Recorded data

—————

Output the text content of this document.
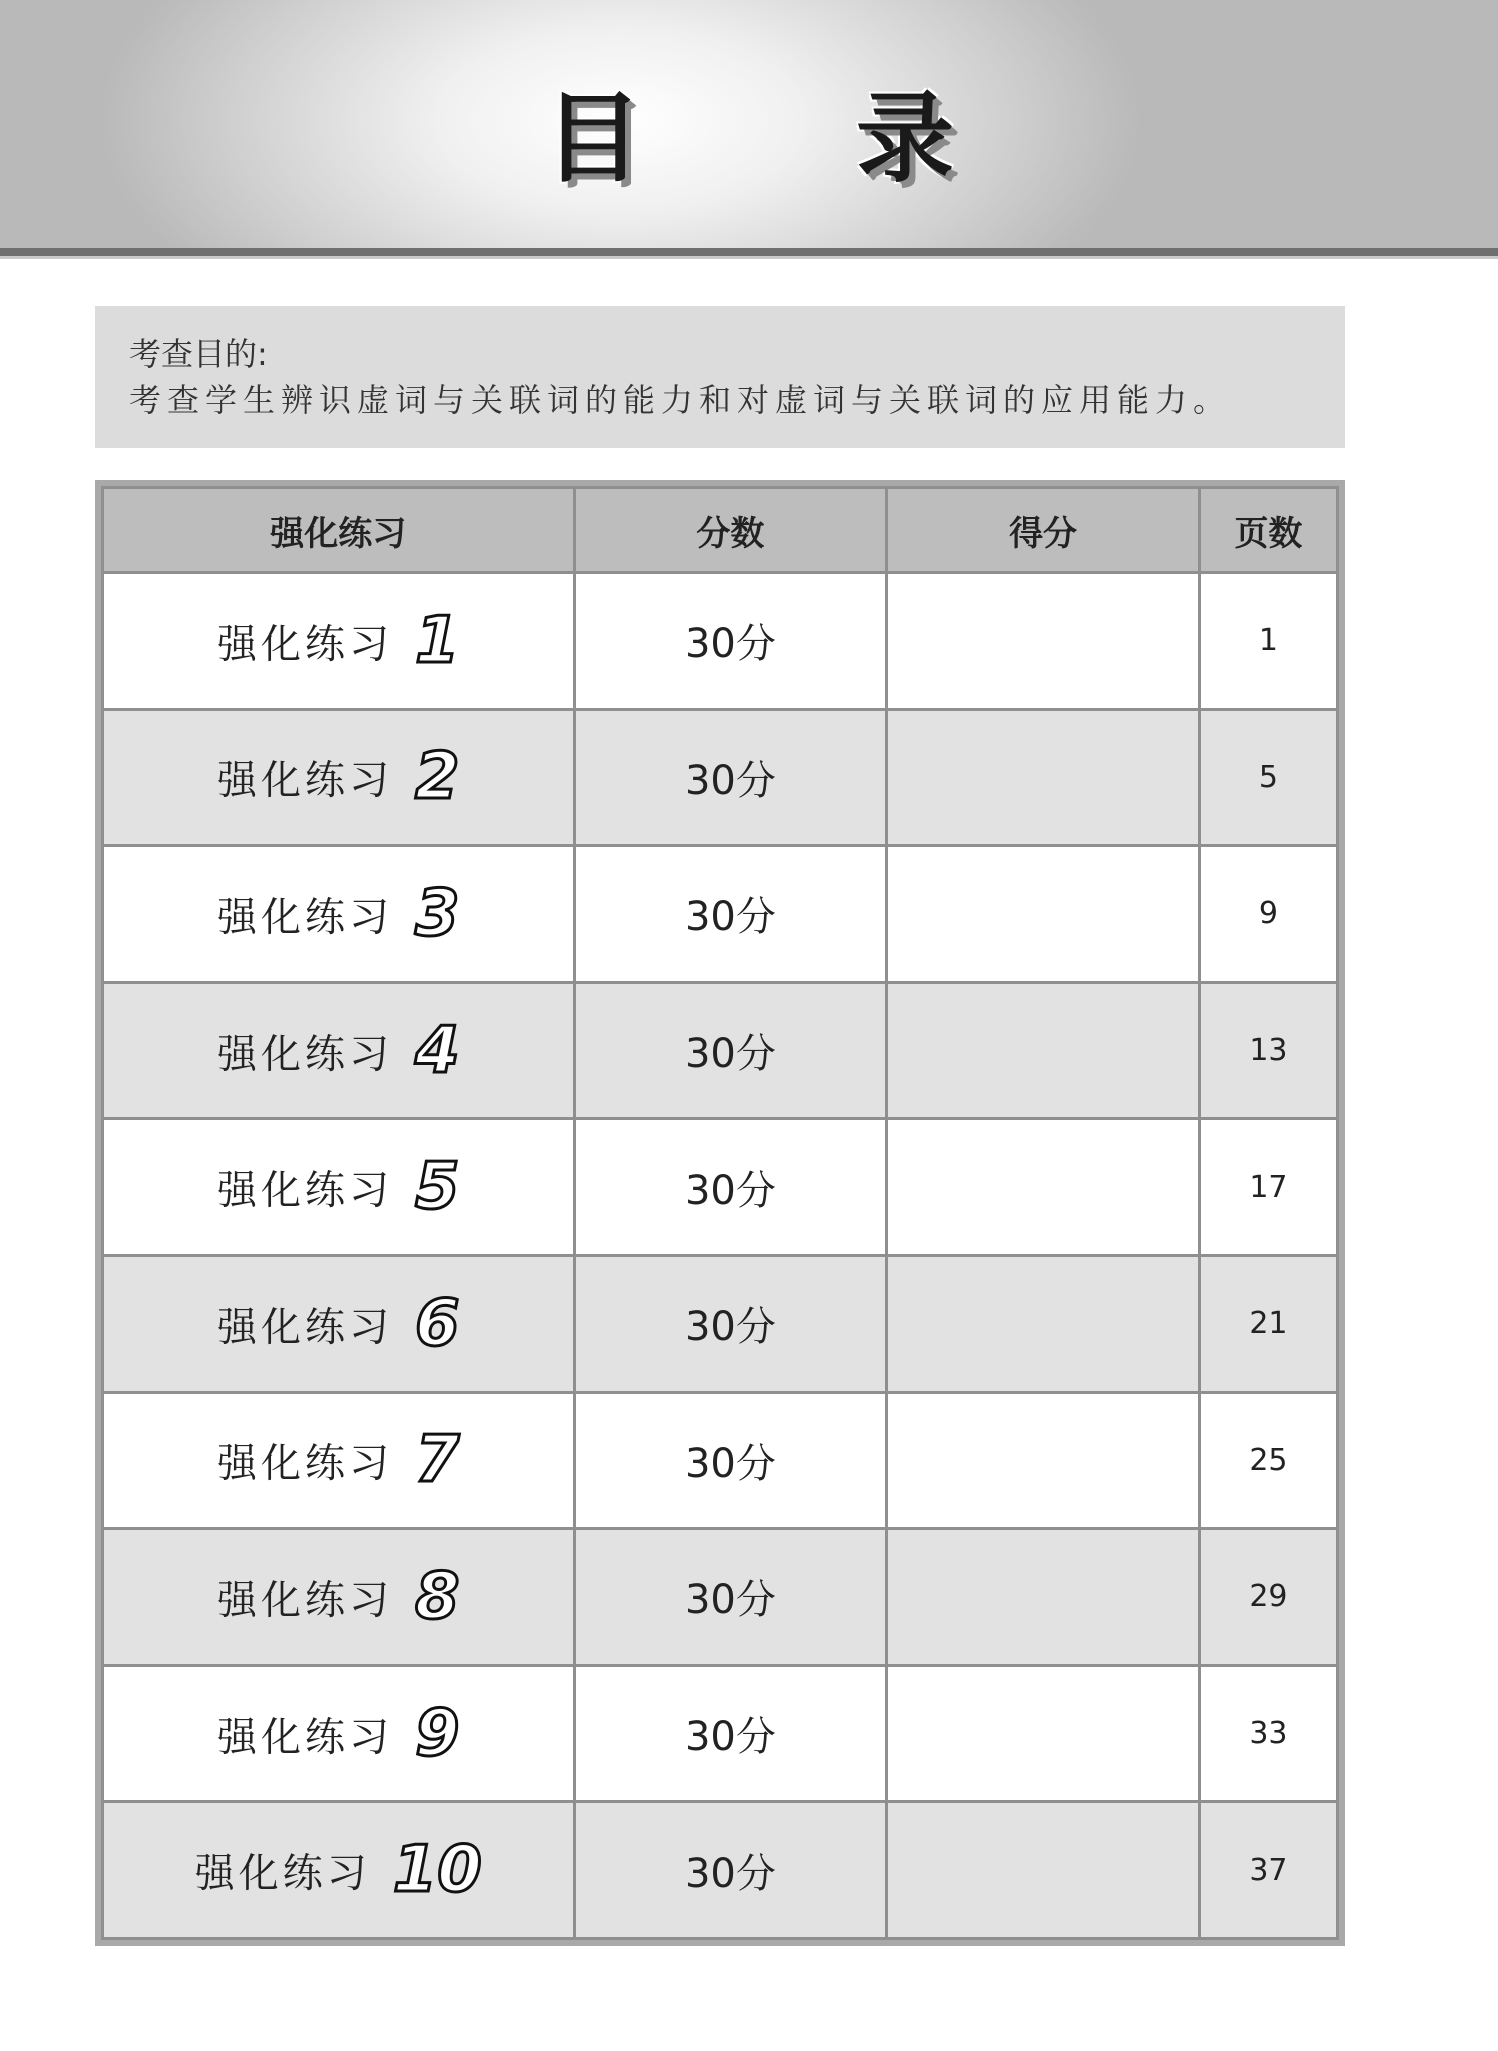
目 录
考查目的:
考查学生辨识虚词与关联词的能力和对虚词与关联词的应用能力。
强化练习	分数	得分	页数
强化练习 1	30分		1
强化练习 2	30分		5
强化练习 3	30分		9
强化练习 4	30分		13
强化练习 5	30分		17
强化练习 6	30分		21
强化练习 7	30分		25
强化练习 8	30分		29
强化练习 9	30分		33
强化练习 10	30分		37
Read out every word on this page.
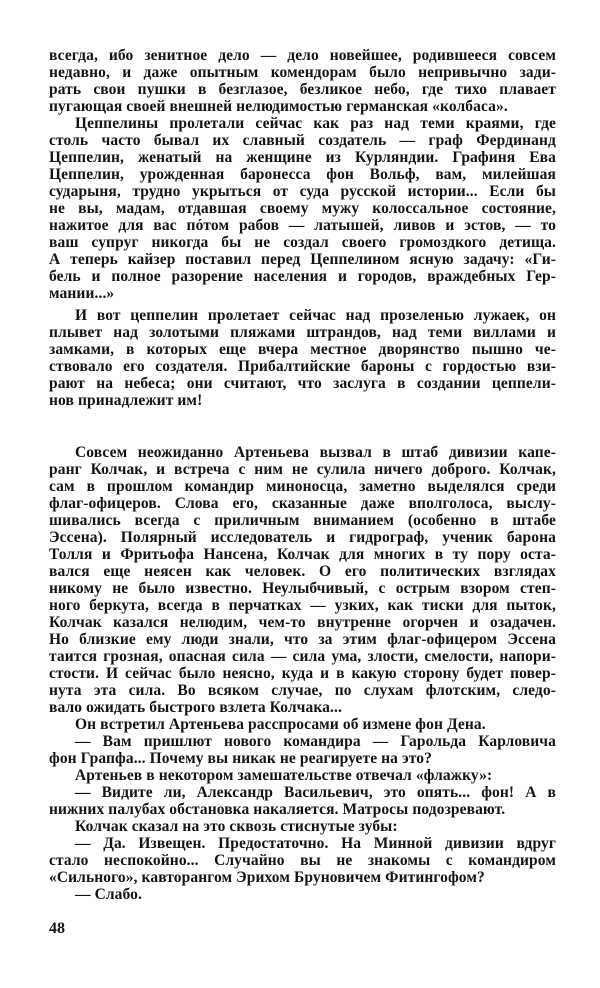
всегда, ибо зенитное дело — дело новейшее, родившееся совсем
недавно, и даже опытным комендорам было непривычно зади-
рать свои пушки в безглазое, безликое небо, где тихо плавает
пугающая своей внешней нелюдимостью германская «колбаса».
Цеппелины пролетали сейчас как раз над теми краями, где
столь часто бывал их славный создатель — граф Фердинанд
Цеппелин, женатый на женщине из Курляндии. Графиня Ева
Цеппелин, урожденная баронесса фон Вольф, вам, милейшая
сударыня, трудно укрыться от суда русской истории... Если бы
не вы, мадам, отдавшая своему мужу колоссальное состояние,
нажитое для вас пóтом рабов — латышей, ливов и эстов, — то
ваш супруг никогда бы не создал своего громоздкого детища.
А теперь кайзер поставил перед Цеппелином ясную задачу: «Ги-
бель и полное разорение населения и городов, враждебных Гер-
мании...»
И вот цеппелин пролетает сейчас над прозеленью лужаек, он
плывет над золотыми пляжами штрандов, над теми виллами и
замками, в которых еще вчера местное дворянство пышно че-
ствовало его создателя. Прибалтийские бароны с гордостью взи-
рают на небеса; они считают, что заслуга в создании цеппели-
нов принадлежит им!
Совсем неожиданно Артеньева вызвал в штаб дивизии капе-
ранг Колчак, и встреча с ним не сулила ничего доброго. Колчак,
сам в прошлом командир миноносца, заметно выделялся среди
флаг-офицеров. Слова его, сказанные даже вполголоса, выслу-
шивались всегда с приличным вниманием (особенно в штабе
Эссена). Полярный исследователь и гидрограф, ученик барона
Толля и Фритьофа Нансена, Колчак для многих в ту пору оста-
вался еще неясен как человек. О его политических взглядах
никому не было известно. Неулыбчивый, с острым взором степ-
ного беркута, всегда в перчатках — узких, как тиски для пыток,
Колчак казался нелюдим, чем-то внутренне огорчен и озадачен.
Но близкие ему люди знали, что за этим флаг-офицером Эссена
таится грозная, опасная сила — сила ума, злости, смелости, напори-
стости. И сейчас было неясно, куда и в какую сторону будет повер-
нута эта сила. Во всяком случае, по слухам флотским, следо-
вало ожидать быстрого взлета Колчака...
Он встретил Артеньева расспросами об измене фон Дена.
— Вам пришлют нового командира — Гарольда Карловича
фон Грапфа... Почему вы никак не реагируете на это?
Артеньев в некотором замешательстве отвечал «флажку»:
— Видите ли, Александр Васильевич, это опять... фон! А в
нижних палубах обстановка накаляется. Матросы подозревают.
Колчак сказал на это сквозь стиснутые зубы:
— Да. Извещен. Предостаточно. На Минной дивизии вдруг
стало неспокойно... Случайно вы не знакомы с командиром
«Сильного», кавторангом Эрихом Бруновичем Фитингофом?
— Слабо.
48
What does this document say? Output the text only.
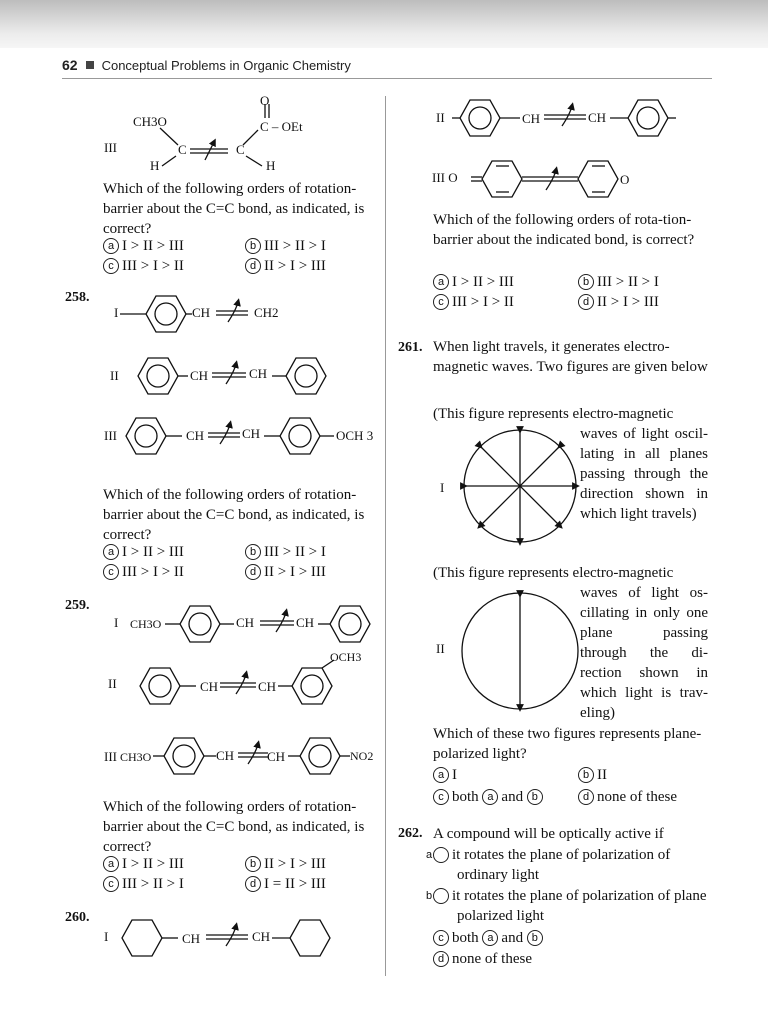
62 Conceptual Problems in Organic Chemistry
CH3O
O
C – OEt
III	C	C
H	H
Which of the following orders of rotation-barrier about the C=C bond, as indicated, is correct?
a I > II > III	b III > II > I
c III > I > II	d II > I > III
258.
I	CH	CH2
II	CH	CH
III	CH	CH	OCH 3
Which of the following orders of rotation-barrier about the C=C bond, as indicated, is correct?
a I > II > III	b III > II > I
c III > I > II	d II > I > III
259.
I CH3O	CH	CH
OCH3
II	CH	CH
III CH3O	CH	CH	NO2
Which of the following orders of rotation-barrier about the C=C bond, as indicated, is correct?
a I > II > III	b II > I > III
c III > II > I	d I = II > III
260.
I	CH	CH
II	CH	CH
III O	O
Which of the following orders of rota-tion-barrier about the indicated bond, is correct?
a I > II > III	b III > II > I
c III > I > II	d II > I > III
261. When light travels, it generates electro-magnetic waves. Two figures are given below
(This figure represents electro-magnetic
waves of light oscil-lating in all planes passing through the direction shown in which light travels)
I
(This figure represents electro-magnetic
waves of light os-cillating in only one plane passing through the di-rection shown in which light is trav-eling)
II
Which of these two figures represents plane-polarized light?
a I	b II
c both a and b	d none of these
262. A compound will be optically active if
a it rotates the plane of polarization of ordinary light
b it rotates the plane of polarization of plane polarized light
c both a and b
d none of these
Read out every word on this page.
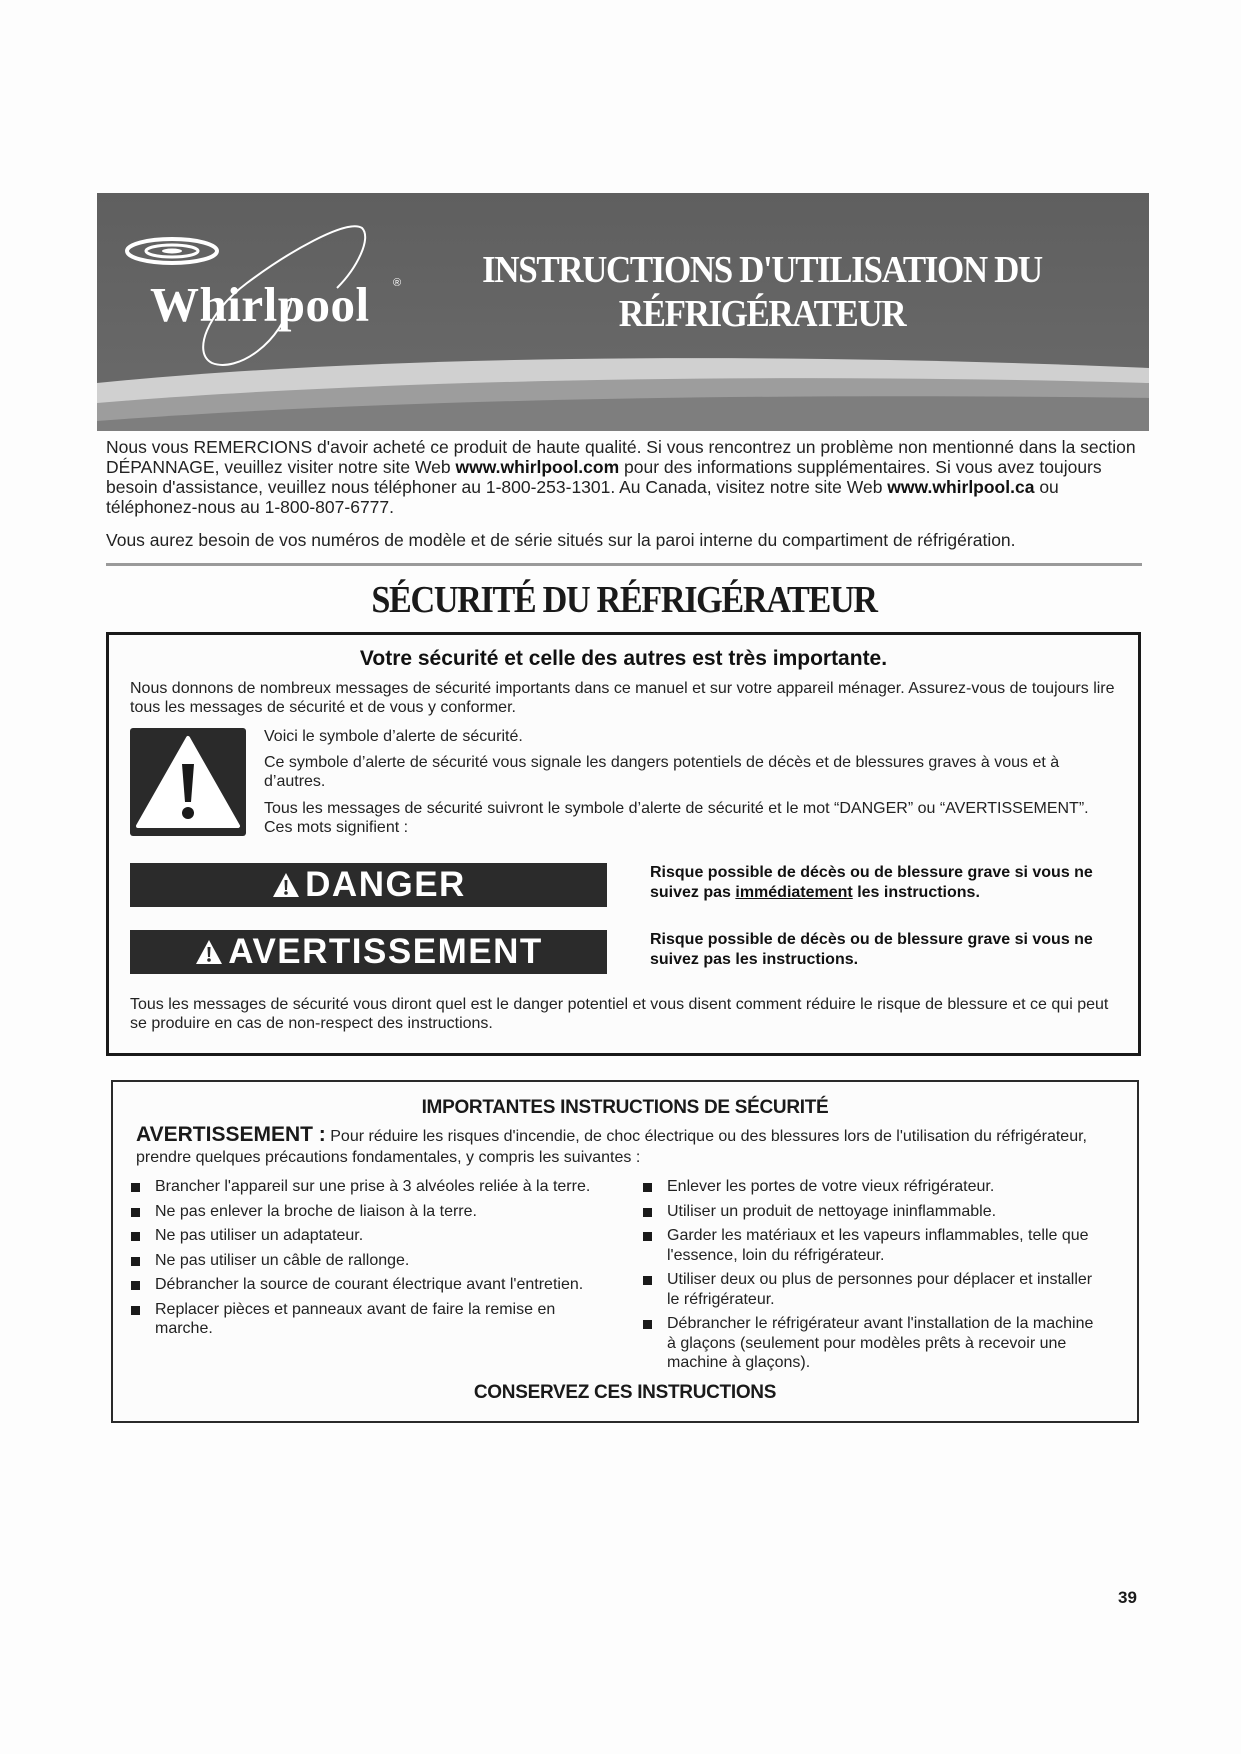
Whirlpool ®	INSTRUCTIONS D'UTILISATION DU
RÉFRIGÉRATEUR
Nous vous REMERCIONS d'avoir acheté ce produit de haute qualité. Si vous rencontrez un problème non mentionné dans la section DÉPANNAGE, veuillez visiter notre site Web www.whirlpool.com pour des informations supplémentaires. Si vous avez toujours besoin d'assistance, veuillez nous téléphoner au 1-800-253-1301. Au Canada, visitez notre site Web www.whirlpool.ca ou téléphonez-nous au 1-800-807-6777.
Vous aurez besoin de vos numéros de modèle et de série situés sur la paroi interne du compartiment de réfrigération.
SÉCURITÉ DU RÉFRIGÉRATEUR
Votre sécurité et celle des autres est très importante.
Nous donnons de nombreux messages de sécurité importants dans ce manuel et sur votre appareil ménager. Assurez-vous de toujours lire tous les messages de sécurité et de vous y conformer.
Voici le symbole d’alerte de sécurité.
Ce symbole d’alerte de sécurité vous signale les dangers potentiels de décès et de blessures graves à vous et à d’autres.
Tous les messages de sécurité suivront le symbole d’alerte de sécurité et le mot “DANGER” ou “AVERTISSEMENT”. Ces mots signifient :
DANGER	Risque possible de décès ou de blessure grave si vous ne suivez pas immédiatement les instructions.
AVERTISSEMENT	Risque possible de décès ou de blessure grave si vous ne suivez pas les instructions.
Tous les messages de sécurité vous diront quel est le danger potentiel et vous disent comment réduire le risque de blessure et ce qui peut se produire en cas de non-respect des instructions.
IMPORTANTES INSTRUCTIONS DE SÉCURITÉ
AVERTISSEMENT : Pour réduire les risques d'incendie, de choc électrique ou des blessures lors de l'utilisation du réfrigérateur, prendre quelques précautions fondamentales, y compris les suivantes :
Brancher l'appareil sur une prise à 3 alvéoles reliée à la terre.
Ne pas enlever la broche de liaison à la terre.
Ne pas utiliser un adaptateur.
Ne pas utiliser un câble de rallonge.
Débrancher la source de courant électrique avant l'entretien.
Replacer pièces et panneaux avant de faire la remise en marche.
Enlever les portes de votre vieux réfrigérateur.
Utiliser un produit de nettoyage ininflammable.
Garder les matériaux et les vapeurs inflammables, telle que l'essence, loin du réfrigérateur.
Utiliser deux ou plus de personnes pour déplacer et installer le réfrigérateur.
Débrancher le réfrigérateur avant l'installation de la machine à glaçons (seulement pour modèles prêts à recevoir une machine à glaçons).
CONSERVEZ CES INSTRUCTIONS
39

—————

:: Work to do ::
Gather each line in the data that holds the string "travels".

:: Result for this exercise ::
261. When light travels, it generates electro-magnetic waves. Two figures are given below
waves of light oscil-lating in all planes passing through the direction shown in which light travels)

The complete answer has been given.